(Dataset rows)
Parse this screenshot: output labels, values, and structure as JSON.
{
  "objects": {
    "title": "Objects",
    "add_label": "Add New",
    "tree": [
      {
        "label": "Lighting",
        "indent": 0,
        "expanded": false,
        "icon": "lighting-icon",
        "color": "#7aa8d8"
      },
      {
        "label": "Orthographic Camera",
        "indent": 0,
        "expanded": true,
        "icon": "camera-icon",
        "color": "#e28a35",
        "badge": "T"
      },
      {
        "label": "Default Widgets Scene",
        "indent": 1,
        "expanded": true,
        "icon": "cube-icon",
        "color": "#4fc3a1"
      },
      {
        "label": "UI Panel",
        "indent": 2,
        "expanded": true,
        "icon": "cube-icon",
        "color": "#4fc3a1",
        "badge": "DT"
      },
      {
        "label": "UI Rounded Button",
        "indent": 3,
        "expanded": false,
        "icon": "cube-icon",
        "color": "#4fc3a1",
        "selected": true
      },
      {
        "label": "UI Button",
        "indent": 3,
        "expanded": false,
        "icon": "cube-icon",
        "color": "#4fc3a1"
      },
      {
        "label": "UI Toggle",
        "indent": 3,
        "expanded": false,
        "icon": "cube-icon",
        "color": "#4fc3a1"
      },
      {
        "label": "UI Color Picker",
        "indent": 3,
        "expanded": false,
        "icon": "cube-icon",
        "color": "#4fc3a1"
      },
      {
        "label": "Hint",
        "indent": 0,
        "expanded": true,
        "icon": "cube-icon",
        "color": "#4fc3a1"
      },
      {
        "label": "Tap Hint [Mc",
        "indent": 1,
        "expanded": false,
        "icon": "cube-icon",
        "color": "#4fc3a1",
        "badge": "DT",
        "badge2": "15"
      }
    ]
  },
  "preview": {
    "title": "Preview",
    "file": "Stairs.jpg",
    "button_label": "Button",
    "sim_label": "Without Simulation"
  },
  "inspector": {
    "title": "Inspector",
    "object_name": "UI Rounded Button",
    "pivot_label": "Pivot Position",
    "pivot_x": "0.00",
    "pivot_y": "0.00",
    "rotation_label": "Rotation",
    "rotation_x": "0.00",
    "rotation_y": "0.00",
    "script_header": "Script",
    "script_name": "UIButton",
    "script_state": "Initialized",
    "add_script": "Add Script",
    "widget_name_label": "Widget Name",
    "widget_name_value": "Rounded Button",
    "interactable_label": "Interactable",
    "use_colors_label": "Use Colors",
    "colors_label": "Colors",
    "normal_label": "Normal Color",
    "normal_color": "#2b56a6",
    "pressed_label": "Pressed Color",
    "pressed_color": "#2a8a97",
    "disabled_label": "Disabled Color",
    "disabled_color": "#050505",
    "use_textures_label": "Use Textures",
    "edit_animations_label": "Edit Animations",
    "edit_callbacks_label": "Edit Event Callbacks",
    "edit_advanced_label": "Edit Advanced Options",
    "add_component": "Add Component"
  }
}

> **WHAT IS NEEDED**
Which lines of the data above contain "Colors"? Copy each one.

> **ANSWER TO THIS PROBLEM**
    "use_colors_label": "Use Colors",
    "colors_label": "Colors",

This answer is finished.